[Task to complete] Repeat the entire listing exactly as written.

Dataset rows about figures
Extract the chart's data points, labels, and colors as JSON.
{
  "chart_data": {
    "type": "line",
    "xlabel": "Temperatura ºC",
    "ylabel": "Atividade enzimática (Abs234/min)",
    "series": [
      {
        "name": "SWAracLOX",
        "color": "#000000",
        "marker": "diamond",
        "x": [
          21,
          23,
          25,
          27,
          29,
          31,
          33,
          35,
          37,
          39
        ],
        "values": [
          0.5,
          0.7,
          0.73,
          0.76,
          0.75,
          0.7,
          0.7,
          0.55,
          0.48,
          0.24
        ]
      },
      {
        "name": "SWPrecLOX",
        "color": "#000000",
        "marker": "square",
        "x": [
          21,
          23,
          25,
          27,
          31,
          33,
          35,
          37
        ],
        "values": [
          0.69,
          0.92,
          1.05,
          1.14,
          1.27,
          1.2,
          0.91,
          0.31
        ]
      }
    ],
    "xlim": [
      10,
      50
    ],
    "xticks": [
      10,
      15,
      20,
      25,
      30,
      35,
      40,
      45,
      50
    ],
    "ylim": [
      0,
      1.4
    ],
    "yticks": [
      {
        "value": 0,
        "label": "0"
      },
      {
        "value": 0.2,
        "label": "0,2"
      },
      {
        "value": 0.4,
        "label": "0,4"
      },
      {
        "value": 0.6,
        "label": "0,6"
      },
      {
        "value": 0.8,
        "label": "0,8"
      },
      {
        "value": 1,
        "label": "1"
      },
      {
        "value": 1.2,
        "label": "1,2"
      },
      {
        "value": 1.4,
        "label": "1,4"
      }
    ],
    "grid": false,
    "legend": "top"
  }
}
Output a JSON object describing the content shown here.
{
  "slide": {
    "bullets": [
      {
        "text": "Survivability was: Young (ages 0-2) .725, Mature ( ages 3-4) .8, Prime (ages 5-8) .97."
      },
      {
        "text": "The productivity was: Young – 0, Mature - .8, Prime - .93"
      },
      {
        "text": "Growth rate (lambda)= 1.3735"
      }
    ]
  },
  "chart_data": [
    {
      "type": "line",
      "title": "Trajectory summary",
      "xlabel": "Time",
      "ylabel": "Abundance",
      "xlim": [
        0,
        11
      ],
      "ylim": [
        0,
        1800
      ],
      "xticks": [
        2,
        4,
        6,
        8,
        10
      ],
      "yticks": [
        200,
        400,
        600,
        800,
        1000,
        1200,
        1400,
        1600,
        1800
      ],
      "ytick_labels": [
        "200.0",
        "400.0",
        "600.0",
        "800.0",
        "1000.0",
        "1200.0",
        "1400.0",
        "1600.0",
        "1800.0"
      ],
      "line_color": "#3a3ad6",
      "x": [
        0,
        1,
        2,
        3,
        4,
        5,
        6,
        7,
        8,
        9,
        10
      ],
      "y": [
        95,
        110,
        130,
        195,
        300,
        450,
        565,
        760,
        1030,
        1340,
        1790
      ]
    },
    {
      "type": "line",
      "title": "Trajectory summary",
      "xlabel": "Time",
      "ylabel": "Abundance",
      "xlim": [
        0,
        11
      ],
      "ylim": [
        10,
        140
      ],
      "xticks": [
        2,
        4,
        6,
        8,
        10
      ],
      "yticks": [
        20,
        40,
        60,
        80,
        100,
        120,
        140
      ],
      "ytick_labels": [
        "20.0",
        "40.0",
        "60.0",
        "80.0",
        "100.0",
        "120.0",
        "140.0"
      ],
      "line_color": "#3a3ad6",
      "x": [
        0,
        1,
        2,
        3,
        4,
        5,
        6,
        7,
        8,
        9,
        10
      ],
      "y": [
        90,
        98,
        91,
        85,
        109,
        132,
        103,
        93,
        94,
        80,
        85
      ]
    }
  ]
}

[Written response]
Extract the chart's data points, labels, and colors as JSON.
{
  "chart_data": {
    "type": "line",
    "xlabel": "Temperatura ºC",
    "ylabel": "Atividade enzimática (Abs234/min)",
    "series": [
      {
        "name": "SWAracLOX",
        "color": "#000000",
        "marker": "diamond",
        "x": [
          21,
          23,
          25,
          27,
          29,
          31,
          33,
          35,
          37,
          39
        ],
        "values": [
          0.5,
          0.7,
          0.73,
          0.76,
          0.75,
          0.7,
          0.7,
          0.55,
          0.48,
          0.24
        ]
      },
      {
        "name": "SWPrecLOX",
        "color": "#000000",
        "marker": "square",
        "x": [
          21,
          23,
          25,
          27,
          31,
          33,
          35,
          37
        ],
        "values": [
          0.69,
          0.92,
          1.05,
          1.14,
          1.27,
          1.2,
          0.91,
          0.31
        ]
      }
    ],
    "xlim": [
      10,
      50
    ],
    "xticks": [
      10,
      15,
      20,
      25,
      30,
      35,
      40,
      45,
      50
    ],
    "ylim": [
      0,
      1.4
    ],
    "yticks": [
      {
        "value": 0,
        "label": "0"
      },
      {
        "value": 0.2,
        "label": "0,2"
      },
      {
        "value": 0.4,
        "label": "0,4"
      },
      {
        "value": 0.6,
        "label": "0,6"
      },
      {
        "value": 0.8,
        "label": "0,8"
      },
      {
        "value": 1,
        "label": "1"
      },
      {
        "value": 1.2,
        "label": "1,2"
      },
      {
        "value": 1.4,
        "label": "1,4"
      }
    ],
    "grid": false,
    "legend": "top"
  }
}
Output a JSON object describing the content shown here.
{
  "slide": {
    "bullets": [
      {
        "text": "Survivability was: Young (ages 0-2) .725, Mature ( ages 3-4) .8, Prime (ages 5-8) .97."
      },
      {
        "text": "The productivity was: Young – 0, Mature - .8, Prime - .93"
      },
      {
        "text": "Growth rate (lambda)= 1.3735"
      }
    ]
  },
  "chart_data": [
    {
      "type": "line",
      "title": "Trajectory summary",
      "xlabel": "Time",
      "ylabel": "Abundance",
      "xlim": [
        0,
        11
      ],
      "ylim": [
        0,
        1800
      ],
      "xticks": [
        2,
        4,
        6,
        8,
        10
      ],
      "yticks": [
        200,
        400,
        600,
        800,
        1000,
        1200,
        1400,
        1600,
        1800
      ],
      "ytick_labels": [
        "200.0",
        "400.0",
        "600.0",
        "800.0",
        "1000.0",
        "1200.0",
        "1400.0",
        "1600.0",
        "1800.0"
      ],
      "line_color": "#3a3ad6",
      "x": [
        0,
        1,
        2,
        3,
        4,
        5,
        6,
        7,
        8,
        9,
        10
      ],
      "y": [
        95,
        110,
        130,
        195,
        300,
        450,
        565,
        760,
        1030,
        1340,
        1790
      ]
    },
    {
      "type": "line",
      "title": "Trajectory summary",
      "xlabel": "Time",
      "ylabel": "Abundance",
      "xlim": [
        0,
        11
      ],
      "ylim": [
        10,
        140
      ],
      "xticks": [
        2,
        4,
        6,
        8,
        10
      ],
      "yticks": [
        20,
        40,
        60,
        80,
        100,
        120,
        140
      ],
      "ytick_labels": [
        "20.0",
        "40.0",
        "60.0",
        "80.0",
        "100.0",
        "120.0",
        "140.0"
      ],
      "line_color": "#3a3ad6",
      "x": [
        0,
        1,
        2,
        3,
        4,
        5,
        6,
        7,
        8,
        9,
        10
      ],
      "y": [
        90,
        98,
        91,
        85,
        109,
        132,
        103,
        93,
        94,
        80,
        85
      ]
    }
  ]
}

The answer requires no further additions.